From the entries that follow, list every line in which the string "performance" appears.

*Raw data*.
<<<<
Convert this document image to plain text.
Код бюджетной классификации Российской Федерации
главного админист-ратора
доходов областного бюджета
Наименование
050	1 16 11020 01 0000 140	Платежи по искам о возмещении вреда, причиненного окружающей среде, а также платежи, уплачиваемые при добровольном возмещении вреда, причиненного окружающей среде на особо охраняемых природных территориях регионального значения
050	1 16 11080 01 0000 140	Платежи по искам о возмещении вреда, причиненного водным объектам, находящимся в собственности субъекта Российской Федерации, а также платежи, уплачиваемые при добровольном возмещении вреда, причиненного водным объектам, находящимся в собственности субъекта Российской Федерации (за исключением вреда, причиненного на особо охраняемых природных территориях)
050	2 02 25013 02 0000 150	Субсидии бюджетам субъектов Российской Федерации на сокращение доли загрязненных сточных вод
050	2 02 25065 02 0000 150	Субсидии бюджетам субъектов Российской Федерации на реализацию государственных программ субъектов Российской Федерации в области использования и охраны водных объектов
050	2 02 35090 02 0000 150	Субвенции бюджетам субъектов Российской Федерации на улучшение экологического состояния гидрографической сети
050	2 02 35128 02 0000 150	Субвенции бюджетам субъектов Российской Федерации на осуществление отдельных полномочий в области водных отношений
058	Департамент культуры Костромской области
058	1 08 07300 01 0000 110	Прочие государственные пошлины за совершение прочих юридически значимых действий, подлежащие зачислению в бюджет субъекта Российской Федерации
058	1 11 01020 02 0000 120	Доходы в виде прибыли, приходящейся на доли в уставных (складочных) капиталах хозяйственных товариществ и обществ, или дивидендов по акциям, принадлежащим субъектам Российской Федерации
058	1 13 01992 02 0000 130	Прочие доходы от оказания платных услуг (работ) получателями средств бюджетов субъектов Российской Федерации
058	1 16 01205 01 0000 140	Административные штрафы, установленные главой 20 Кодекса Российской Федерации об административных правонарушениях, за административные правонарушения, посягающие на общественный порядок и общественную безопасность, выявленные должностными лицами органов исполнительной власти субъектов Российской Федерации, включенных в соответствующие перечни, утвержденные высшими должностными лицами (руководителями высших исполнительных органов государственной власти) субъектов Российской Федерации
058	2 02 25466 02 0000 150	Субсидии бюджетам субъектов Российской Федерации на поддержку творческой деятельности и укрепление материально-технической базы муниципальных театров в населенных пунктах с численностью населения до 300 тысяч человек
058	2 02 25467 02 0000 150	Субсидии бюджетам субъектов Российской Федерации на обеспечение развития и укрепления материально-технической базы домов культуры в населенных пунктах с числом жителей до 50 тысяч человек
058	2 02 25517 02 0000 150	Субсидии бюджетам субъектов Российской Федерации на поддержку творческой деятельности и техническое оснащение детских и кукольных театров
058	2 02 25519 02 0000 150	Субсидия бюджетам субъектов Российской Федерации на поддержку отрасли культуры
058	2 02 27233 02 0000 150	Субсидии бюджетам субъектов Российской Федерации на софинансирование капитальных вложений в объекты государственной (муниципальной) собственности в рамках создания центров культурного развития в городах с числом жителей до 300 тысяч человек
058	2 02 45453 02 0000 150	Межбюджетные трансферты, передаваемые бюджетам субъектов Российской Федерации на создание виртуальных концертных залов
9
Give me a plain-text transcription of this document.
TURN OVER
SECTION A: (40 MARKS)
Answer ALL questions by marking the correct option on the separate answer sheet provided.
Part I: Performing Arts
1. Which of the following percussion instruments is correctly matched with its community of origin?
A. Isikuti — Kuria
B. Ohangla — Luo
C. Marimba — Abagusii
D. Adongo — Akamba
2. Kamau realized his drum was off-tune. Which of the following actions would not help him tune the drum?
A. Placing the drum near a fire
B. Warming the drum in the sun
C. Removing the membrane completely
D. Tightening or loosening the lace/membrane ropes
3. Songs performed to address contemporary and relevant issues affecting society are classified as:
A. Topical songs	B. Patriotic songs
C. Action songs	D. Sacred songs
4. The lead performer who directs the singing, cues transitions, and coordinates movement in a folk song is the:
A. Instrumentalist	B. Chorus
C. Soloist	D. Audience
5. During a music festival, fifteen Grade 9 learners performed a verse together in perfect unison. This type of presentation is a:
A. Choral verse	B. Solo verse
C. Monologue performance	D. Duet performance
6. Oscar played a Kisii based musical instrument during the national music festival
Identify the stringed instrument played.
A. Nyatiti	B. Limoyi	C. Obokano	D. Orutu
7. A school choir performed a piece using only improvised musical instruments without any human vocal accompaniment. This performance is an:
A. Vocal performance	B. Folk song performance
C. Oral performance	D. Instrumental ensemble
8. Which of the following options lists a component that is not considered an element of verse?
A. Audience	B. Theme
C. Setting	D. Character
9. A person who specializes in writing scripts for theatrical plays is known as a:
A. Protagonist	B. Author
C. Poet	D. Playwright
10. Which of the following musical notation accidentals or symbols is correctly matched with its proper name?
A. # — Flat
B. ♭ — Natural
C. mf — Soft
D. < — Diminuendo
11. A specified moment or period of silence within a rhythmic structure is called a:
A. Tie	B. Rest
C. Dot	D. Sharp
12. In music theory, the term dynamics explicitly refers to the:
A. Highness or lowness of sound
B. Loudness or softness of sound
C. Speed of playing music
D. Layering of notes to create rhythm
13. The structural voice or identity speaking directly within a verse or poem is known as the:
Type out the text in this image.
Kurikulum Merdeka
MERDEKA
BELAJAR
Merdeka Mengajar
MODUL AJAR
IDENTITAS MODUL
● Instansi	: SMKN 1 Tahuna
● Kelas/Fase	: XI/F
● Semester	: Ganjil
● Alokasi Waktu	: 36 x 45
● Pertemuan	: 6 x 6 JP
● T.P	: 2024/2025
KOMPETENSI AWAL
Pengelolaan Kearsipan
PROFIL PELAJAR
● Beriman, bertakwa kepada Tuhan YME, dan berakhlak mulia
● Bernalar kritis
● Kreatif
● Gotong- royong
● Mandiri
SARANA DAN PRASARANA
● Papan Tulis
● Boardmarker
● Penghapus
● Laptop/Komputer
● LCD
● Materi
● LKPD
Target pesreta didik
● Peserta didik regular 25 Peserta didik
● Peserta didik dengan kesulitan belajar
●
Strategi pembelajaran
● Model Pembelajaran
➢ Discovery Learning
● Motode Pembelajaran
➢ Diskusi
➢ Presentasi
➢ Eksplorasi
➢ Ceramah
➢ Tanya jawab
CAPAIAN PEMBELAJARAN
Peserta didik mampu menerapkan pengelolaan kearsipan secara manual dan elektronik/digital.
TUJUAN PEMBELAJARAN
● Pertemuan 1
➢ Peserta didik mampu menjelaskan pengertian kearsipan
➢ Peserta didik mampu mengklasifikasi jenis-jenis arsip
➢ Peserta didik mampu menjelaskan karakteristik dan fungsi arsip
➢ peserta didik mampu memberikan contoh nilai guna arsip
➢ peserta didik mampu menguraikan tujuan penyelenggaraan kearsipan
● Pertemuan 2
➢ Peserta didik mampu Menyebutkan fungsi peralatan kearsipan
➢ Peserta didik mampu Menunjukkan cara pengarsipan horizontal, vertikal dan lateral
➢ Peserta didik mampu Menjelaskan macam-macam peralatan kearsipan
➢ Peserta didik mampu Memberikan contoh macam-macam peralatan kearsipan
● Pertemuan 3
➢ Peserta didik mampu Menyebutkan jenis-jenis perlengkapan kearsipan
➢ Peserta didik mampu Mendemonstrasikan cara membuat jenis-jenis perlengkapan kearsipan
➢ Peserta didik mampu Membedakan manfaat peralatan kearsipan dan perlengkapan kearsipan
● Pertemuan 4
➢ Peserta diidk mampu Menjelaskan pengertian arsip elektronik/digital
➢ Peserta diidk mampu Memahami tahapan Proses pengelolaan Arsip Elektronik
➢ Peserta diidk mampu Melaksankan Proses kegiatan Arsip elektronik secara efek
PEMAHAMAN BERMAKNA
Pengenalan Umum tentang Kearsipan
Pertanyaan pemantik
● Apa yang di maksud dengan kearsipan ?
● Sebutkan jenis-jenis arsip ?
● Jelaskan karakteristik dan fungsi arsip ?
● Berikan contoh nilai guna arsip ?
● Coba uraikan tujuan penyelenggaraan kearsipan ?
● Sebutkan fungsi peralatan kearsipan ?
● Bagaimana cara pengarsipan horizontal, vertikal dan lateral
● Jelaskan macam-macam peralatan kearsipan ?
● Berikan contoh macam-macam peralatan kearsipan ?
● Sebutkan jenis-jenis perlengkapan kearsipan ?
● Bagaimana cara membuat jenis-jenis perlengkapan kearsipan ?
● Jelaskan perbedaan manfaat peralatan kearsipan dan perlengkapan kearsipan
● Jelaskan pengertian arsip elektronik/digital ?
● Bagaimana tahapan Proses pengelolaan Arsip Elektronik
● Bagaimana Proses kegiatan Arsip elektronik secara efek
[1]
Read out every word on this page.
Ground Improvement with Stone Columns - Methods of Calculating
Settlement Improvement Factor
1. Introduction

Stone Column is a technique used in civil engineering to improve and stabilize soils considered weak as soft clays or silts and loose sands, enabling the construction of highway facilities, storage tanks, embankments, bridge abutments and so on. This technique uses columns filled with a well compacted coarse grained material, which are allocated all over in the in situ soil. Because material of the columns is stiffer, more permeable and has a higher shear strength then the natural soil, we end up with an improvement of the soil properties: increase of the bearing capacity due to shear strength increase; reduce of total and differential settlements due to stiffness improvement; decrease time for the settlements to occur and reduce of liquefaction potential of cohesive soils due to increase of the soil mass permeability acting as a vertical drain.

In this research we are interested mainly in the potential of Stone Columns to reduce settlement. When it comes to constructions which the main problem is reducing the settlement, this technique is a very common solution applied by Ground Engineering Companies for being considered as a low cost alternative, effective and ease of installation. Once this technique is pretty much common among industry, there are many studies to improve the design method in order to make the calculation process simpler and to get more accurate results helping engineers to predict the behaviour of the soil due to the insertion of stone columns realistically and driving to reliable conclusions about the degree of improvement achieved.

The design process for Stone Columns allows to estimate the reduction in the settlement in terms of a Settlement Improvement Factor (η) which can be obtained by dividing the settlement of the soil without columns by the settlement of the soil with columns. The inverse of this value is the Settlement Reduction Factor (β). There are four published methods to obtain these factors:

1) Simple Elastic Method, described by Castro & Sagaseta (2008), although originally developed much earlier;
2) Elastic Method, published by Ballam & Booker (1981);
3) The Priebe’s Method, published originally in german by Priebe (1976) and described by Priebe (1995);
>>>>
*Final answer*.
C. Monologue performance	D. Duet performance
7. A school choir performed a piece using only improvised musical instruments without any human vocal accompaniment. This performance is an:
A. Vocal performance	B. Folk song performance
C. Oral performance	D. Instrumental ensemble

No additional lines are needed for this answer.